Return the lines where the word "Wheels" occurs.

::: Material :::

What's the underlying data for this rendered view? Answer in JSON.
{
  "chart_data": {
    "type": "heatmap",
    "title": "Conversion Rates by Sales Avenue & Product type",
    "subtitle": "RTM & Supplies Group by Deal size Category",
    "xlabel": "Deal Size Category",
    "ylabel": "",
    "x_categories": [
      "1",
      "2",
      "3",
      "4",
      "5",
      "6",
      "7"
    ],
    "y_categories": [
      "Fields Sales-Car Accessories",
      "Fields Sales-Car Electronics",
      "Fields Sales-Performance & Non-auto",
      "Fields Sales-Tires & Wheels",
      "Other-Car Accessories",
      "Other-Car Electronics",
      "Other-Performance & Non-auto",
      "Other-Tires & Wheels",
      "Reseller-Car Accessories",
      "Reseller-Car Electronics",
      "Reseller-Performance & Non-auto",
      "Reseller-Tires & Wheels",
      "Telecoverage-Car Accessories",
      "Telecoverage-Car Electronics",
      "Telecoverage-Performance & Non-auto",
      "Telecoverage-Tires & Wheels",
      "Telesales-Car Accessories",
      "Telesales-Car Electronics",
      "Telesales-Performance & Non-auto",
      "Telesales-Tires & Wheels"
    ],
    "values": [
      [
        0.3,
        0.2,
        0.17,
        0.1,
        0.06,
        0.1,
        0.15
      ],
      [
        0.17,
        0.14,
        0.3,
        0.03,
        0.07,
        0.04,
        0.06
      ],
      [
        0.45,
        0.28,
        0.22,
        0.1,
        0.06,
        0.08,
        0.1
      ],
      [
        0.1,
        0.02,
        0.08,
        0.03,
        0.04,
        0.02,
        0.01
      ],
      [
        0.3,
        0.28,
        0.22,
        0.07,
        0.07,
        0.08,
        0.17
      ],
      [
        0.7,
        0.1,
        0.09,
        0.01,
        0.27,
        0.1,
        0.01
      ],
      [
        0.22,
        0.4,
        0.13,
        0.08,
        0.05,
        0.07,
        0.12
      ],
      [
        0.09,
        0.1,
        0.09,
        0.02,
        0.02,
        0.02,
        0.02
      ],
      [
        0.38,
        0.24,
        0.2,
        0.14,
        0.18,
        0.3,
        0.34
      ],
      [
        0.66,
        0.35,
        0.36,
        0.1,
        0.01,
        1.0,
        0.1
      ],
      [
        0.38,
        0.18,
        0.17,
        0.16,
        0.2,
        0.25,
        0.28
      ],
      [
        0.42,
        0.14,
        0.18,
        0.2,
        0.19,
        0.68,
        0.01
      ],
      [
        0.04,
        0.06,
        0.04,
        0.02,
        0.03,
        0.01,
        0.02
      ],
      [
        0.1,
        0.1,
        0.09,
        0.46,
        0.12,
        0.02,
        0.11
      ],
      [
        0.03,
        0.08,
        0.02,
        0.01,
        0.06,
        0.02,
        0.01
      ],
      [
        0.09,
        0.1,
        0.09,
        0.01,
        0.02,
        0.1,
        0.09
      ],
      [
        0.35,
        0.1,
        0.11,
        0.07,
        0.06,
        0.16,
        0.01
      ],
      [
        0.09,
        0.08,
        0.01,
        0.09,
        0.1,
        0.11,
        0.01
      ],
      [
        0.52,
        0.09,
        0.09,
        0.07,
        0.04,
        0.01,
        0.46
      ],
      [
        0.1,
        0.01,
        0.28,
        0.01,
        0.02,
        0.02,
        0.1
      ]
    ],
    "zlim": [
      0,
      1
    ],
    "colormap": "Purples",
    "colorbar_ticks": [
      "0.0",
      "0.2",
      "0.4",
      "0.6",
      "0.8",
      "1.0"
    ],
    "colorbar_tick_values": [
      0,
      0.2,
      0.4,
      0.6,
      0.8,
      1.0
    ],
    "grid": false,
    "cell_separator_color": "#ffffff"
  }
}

:::

* **The completed task**:
      "Fields Sales-Tires & Wheels",
      "Other-Tires & Wheels",
      "Reseller-Tires & Wheels",
      "Telecoverage-Tires & Wheels",
      "Telesales-Tires & Wheels"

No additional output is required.